---- Records supplied
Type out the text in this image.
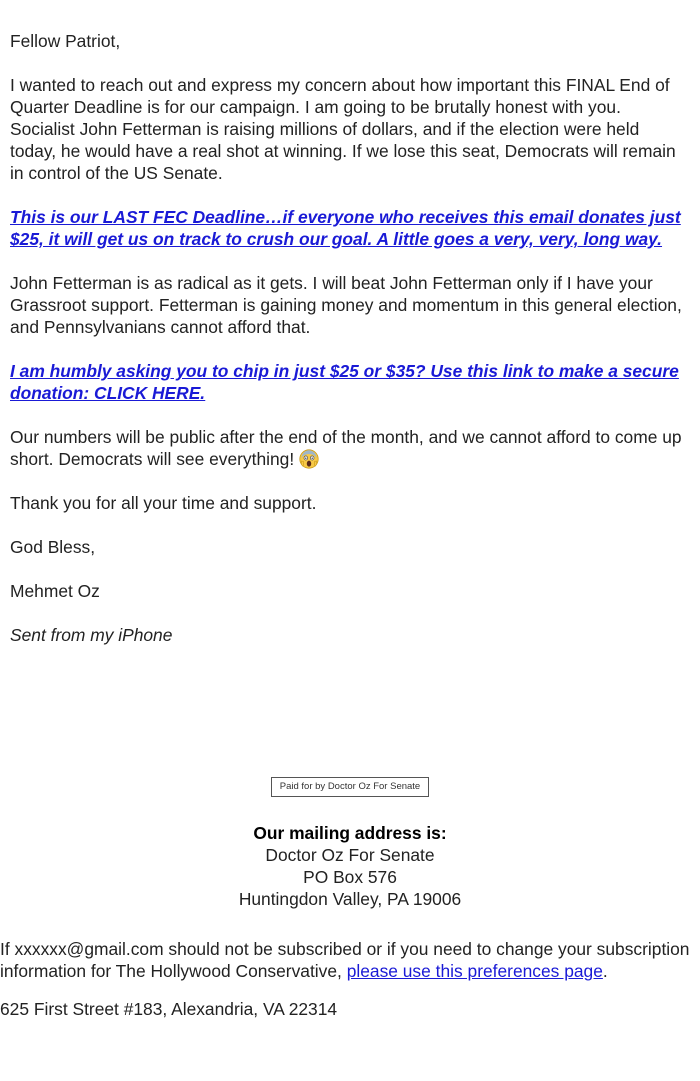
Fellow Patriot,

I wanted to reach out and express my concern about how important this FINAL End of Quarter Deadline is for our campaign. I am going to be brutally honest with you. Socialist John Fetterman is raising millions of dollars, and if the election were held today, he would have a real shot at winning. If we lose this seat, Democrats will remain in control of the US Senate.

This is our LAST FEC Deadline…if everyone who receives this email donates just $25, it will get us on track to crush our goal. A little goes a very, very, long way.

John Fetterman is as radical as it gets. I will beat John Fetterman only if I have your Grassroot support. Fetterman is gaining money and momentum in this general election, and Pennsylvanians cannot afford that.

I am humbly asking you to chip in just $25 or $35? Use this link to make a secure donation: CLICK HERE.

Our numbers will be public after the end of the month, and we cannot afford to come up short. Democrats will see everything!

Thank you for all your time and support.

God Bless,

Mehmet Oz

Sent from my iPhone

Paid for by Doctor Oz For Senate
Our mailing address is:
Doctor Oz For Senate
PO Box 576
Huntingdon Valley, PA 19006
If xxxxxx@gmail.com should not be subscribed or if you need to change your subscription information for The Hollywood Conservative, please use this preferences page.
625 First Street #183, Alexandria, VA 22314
--------
> _Short exercise_:
Write out every line of the data that holds the word "cannot".

> _Solution to the exercise_:
John Fetterman is as radical as it gets. I will beat John Fetterman only if I have your Grassroot support. Fetterman is gaining money and momentum in this general election, and Pennsylvanians cannot afford that.
Our numbers will be public after the end of the month, and we cannot afford to come up short. Democrats will see everything!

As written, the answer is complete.